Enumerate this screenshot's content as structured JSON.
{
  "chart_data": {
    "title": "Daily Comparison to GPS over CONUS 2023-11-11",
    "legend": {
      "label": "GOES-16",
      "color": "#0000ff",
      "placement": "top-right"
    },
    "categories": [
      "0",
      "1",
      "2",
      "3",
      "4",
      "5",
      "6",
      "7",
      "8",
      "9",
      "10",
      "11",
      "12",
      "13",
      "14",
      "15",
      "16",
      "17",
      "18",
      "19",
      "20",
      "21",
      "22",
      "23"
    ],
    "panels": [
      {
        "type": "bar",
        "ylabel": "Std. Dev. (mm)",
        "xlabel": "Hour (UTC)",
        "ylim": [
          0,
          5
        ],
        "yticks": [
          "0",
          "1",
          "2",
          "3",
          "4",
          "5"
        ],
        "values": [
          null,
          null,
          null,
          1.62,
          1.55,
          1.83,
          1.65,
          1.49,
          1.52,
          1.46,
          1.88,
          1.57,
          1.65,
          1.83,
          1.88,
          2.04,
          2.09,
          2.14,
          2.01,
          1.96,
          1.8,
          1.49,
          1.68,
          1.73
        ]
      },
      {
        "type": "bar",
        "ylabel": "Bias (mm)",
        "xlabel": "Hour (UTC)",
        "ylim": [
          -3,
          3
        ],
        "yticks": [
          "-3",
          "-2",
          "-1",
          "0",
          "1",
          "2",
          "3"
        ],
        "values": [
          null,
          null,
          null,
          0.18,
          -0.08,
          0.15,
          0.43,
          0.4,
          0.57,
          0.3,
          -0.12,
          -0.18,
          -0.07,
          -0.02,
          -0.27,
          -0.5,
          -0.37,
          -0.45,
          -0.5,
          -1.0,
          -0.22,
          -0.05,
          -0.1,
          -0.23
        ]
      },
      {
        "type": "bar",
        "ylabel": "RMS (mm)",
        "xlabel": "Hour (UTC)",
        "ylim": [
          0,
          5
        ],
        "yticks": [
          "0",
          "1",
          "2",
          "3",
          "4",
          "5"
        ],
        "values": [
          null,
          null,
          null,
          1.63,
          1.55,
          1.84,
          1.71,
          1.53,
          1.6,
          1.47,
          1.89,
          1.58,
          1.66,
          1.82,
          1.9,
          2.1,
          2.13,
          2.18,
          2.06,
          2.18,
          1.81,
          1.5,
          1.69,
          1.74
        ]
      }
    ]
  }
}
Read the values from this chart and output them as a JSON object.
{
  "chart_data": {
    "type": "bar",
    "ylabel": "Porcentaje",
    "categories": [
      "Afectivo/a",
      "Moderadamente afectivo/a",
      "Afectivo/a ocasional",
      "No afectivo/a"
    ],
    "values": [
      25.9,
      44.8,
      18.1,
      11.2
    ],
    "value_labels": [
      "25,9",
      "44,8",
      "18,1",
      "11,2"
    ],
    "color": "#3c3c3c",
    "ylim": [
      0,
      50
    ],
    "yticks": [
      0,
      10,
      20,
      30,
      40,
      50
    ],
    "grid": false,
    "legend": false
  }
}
========================================================================
Every line from the one containing "Read the values" through the last line must be copied exactly; leave out the rest.

Read the values from this chart and output them as a JSON object.
{
  "chart_data": {
    "type": "bar",
    "ylabel": "Porcentaje",
    "categories": [
      "Afectivo/a",
      "Moderadamente afectivo/a",
      "Afectivo/a ocasional",
      "No afectivo/a"
    ],
    "values": [
      25.9,
      44.8,
      18.1,
      11.2
    ],
    "value_labels": [
      "25,9",
      "44,8",
      "18,1",
      "11,2"
    ],
    "color": "#3c3c3c",
    "ylim": [
      0,
      50
    ],
    "yticks": [
      0,
      10,
      20,
      30,
      40,
      50
    ],
    "grid": false,
    "legend": false
  }
}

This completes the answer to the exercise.